Tag Archives: St Petersburg

Revisiting St Petersburg with Annie


From now until June I will be spending my Thursdays at Bexhill Museum as Artist in Residence. Working with artefacts and memories of my journey I will be connecting with Lady Annie Brassey and her travels. Inspired by the archives at Bexhill Museum (in particular Annie’s collection), this is an opportunity to revisit my journey in the context of Annie’s. With Annie as my companion for my travels it seems the ideal way to return to where I began. This time I know Annie a little better, I have written to her regularly, shared her journeys and visited places she has been.

== == ==

## Exercise task 1
Reproduce the post about revisiting St Petersburg word for word.

[Element and coordinate records]
== == ==

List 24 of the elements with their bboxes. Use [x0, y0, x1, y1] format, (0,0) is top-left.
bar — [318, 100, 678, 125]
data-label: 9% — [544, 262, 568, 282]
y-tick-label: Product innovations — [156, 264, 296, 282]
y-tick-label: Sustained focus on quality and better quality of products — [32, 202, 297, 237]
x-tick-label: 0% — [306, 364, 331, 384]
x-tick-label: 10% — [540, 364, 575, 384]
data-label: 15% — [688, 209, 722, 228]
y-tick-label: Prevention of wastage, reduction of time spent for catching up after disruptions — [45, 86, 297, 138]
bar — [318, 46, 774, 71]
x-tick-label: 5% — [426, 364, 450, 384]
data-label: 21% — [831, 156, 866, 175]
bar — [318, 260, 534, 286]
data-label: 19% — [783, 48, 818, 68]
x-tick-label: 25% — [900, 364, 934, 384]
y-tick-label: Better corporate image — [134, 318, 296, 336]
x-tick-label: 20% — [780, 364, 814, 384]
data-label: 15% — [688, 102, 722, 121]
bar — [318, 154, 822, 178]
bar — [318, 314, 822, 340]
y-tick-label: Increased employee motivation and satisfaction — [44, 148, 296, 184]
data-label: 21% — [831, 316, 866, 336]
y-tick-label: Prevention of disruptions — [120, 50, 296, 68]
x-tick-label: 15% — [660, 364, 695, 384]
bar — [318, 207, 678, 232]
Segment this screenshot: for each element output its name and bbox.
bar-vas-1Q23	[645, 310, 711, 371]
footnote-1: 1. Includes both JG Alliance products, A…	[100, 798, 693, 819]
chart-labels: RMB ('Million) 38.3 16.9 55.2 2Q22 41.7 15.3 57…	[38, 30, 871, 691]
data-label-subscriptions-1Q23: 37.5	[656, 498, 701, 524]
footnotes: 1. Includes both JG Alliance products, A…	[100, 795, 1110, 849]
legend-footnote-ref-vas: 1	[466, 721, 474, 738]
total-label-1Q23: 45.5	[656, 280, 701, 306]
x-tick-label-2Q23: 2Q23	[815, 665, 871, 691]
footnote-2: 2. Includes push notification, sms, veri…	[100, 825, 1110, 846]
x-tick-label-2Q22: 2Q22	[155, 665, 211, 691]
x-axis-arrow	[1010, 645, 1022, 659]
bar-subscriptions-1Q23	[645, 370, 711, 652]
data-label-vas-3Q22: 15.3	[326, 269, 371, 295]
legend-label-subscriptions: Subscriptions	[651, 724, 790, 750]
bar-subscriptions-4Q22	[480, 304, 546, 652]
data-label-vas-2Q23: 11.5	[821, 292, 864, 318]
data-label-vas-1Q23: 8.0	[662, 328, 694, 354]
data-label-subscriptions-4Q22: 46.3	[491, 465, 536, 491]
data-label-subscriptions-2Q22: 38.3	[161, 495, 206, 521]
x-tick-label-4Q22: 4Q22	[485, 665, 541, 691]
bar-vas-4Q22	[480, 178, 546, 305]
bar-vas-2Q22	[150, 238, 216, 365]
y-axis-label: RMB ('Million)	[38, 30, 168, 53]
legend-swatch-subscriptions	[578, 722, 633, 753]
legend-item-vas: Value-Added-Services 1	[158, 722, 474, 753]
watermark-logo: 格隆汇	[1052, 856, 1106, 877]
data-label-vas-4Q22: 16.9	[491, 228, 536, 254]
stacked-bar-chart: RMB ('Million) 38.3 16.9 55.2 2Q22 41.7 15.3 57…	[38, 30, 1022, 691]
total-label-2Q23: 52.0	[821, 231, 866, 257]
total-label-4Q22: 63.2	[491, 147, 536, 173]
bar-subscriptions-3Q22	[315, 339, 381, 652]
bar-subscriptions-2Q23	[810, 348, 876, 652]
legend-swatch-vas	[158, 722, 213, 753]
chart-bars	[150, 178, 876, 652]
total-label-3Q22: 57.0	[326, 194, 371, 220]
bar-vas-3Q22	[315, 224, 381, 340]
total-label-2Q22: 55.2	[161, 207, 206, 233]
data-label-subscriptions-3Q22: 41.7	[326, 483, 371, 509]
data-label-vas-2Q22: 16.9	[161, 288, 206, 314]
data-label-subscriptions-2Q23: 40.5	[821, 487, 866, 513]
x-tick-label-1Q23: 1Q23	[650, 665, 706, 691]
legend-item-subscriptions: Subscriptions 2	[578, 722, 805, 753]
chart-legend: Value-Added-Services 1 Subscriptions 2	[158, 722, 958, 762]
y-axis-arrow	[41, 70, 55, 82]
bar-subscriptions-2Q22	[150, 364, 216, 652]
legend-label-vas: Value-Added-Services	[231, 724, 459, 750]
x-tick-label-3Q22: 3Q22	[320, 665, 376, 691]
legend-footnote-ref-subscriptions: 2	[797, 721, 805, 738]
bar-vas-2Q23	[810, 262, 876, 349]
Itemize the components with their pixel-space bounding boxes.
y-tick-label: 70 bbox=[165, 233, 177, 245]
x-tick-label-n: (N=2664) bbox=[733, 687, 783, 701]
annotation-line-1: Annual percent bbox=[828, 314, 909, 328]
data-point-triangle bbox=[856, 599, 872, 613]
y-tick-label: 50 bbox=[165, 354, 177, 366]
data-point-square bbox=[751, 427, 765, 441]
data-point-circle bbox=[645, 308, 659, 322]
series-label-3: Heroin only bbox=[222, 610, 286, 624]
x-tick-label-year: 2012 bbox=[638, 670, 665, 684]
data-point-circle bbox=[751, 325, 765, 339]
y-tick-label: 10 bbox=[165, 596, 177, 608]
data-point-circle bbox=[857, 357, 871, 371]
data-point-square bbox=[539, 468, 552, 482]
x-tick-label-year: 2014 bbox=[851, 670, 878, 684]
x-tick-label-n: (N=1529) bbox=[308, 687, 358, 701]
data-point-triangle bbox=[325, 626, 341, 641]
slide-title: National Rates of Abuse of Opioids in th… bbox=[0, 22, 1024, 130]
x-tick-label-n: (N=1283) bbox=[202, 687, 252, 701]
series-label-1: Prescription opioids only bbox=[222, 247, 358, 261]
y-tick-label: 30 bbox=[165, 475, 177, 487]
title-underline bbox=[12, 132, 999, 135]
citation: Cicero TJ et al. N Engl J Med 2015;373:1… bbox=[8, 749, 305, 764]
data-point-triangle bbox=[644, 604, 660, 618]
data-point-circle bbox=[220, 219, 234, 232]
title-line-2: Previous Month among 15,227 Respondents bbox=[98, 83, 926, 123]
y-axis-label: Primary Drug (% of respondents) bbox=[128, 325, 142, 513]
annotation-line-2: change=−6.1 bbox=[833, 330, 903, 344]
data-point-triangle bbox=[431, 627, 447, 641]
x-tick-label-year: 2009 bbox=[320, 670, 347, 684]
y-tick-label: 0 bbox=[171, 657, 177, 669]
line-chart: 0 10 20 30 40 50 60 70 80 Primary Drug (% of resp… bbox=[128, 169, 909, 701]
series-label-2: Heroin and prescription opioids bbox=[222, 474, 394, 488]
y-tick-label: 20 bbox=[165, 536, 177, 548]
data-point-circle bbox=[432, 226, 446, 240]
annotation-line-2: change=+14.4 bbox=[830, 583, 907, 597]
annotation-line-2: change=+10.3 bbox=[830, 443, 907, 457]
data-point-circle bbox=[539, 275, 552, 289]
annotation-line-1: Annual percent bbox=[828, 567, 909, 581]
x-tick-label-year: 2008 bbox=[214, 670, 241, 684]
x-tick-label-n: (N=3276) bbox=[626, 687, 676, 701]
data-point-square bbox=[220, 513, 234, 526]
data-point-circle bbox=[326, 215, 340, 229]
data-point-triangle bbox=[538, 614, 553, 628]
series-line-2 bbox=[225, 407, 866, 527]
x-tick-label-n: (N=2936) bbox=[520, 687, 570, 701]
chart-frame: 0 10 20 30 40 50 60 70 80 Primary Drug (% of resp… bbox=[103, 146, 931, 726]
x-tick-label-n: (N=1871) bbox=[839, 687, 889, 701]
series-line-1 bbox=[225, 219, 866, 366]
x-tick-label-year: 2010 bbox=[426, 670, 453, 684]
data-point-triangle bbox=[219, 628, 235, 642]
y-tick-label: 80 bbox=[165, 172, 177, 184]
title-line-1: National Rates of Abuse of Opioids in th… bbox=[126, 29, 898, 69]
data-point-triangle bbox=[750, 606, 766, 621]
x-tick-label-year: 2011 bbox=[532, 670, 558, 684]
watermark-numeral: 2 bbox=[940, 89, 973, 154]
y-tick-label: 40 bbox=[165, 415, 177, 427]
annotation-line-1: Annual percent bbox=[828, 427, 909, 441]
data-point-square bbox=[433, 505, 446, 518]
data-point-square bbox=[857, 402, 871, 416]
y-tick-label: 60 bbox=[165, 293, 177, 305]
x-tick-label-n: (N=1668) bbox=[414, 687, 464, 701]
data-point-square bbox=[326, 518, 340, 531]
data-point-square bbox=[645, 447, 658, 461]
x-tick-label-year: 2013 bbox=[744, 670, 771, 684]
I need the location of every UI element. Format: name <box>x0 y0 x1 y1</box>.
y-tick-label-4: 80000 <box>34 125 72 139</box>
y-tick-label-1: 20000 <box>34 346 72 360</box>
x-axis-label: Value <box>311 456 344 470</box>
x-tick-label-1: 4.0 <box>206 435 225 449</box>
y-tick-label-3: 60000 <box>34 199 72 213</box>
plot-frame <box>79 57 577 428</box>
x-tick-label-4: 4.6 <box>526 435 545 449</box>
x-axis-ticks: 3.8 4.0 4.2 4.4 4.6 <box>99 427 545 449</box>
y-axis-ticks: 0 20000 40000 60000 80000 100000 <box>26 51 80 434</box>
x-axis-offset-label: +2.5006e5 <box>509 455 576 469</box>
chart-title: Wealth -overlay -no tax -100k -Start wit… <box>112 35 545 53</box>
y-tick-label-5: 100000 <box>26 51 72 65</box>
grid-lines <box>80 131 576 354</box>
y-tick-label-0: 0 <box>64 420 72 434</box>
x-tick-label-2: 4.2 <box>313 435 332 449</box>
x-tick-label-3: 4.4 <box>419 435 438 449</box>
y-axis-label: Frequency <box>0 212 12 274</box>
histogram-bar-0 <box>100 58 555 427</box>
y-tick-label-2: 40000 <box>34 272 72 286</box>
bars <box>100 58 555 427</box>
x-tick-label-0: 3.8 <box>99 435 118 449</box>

== == ==

## Exercise task 2
Rewrite the records from their first line up to and including the line with "data-label: 21% — [831, 156, 866, 175]", putting "x-axis-label" wherever "x-tick-label" appears and changing nothing else. Return only those lines.

## Problem solution 1
Tag Archives: St Petersburg

Revisiting St Petersburg with Annie


From now until June I will be spending my Thursdays at Bexhill Museum as Artist in Residence. Working with artefacts and memories of my journey I will be connecting with Lady Annie Brassey and her travels. Inspired by the archives at Bexhill Museum (in particular Annie’s collection), this is an opportunity to revisit my journey in the context of Annie’s. With Annie as my companion for my travels it seems the ideal way to return to where I began. This time I know Annie a little better, I have written to her regularly, shared her journeys and visited places she has been.

## Problem solution 2
List 24 of the elements with their bboxes. Use [x0, y0, x1, y1] format, (0,0) is top-left.
bar — [318, 100, 678, 125]
data-label: 9% — [544, 262, 568, 282]
y-tick-label: Product innovations — [156, 264, 296, 282]
y-tick-label: Sustained focus on quality and better quality of products — [32, 202, 297, 237]
x-axis-label: 0% — [306, 364, 331, 384]
x-axis-label: 10% — [540, 364, 575, 384]
data-label: 15% — [688, 209, 722, 228]
y-tick-label: Prevention of wastage, reduction of time spent for catching up after disruptions — [45, 86, 297, 138]
bar — [318, 46, 774, 71]
x-axis-label: 5% — [426, 364, 450, 384]
data-label: 21% — [831, 156, 866, 175]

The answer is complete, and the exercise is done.